Se il teatrino occidentale (Europa in primis) si fosse presentato al pubblico col fare sommesso e umile di chi abbozza un tentativo senza troppa convinzione, forse sarebbe finta lì; ma gli attori si sono impegnati allo spasimo affinché la loro commedia riuscisse. America ed Europa sono così entrati in scena con migliaia di uomini in uniforme, mezzi blindati, aerei e droni, con l’idea fissa che il popolo afghano (o meglio la miriade di popolazioni afghane), una volta superato il trauma di Bin Laden e del mullah Omar, avrebbero seguito un nuovo percorso eleggendo un presidente marionetta come Ashraf Ghani.

Siamo dunque arrivati alla resa dei conti e, fino a questo momento, i dispensatori di democrazia stanno arricchendo ulteriormente il loro carnet di figuracce con dichiarazioni assurde circa i veri scopi della guerra, dichiarando la missione in Afghanistan un completo successo. Allora ditelo, per cortesia, a quanti si stanno calpestando all’aeroporto di Kabul, nella disperata ricerca di un velivolo per fuggire. Ditelo anche, mi raccomando, anche a chi pilota gli elicotteri che trasferiscono il personale diplomatico in un luogo sicuro: la missione è un completo successo, però fuggite per cortesia!

Ora i talebani garantiscono moderazione, ma quando una persona salta sulle ruote di un aereo in decollo per poi lasciarsi cadere nel vuoto, sorge qualche dubbio circa la veridicità di tali promesse. Per ora all’occidente non rimane che issare bandiera bianca, mentre sui palazzi e per le strade di Kabul sventola già un altro drappo bianco, quello dei talebani.

Bandiera nera e bianca

È probabile che nell’immaginario collettivo (soprattutto dei tanti che associano, erroneamente, l’immagine dei terroristi a quella dei talebani), in molti si sarebbero aspettati di vedere i fuoristrada armati di mitragliatrici, irrompere trionfanti a Kabul adorni delle terribili bandiere nere, vessillo di morte appartenuto allo Stato Islamico. Tutto ciò non è avvenuto. Questo non è un fatto casuale poiché anche nelle rappresentazioni simboliche di appartenenza, i talebani seguono regole e dettami totalmente diversi dagli aguzzini dell’ISIS, basando le loro scelte su una tradizione storica ben precisa.

I razziatori riuniti anni fa da Al Baghdadi si sono presentati al mondo ostentando le loro bandiere nere, il colore usato dallo stesso Maometto durante le sue prime conquiste. La bandiera nera fu poi ereditata dalla prima dinastia regnante dopo il profeta, conosciuta come il califfato di Rashidun. A questo califfato, gli islamici devono l’adozione del loro calendario, il quale parte dal 622 anno in cui il profeta Maometto compì il suo viaggio dalla Mecca a Medina (Egira).

Al centro della bandiera nera, lo Stato Islamico inserì due simboli di grande importanza per la fede islamica: la Shahada e il sigillo di Maometto (circoscritto su fondo bianco). La Shadada è la professione di fede di ciascun mussulmano, vale a dire “Non c’è dio al di fuori di Allah e Maometto è il suo profeta”, il sigillo di Maometto invece, sembrerebbe risalire ad un simbolo trovato in una serie di lettere attribuite proprio al profeta e rinvenute nel palazzo di Topkapi.

Consegna: Nel testo sull'Afghanistan, riporta il passo da "Ora i talebani" a "quello dei talebani." e sostituisci "drappo" con "vessillo". I dati riportati di seguito costituiscono materiale a sé, distinto dal testo.

[Dati di segmentazione della pagina]
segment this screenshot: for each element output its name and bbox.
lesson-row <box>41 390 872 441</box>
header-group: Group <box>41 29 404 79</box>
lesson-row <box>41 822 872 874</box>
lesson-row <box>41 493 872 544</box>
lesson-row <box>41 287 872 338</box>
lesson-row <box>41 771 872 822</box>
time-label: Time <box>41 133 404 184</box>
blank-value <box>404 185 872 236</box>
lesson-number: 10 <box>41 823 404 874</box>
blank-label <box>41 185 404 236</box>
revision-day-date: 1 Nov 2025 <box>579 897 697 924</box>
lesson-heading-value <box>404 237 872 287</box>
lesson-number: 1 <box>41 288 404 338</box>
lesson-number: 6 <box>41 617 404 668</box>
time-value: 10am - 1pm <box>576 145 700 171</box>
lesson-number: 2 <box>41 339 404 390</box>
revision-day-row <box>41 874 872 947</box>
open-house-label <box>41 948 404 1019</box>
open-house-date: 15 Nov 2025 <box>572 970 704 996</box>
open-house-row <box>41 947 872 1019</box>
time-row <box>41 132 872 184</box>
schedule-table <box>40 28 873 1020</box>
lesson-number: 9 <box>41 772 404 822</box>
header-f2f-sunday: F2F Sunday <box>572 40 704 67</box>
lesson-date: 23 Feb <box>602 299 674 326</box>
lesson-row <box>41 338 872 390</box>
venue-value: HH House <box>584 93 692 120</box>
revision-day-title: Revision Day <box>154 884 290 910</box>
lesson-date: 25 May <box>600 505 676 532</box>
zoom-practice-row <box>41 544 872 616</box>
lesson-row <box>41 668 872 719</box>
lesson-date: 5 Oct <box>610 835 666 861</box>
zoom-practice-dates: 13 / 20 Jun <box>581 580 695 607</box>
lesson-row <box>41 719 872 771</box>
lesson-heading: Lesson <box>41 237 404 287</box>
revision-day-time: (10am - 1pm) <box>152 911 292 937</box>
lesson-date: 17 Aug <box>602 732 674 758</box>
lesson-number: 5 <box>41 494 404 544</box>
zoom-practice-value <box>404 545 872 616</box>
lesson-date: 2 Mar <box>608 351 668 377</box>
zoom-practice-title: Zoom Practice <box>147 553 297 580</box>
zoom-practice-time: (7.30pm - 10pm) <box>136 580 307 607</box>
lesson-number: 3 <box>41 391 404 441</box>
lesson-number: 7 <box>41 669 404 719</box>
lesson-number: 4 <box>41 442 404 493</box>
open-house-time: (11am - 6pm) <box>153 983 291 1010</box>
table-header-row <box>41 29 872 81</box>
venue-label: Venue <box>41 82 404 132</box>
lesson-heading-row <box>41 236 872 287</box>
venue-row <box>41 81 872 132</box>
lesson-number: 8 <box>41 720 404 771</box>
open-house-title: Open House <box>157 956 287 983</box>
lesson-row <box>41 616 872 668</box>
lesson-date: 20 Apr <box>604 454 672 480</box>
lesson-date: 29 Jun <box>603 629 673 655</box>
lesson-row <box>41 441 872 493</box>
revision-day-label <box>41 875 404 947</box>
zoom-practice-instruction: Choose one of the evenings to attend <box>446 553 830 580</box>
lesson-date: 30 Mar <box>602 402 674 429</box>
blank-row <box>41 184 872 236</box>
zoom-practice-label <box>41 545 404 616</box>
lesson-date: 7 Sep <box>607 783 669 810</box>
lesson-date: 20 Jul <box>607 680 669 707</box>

Soluzione scritta:
Ora i talebani garantiscono moderazione, ma quando una persona salta sulle ruote di un aereo in decollo per poi lasciarsi cadere nel vuoto, sorge qualche dubbio circa la veridicità di tali promesse. Per ora all’occidente non rimane che issare bandiera bianca, mentre sui palazzi e per le strade di Kabul sventola già un altro vessillo bianco, quello dei talebani.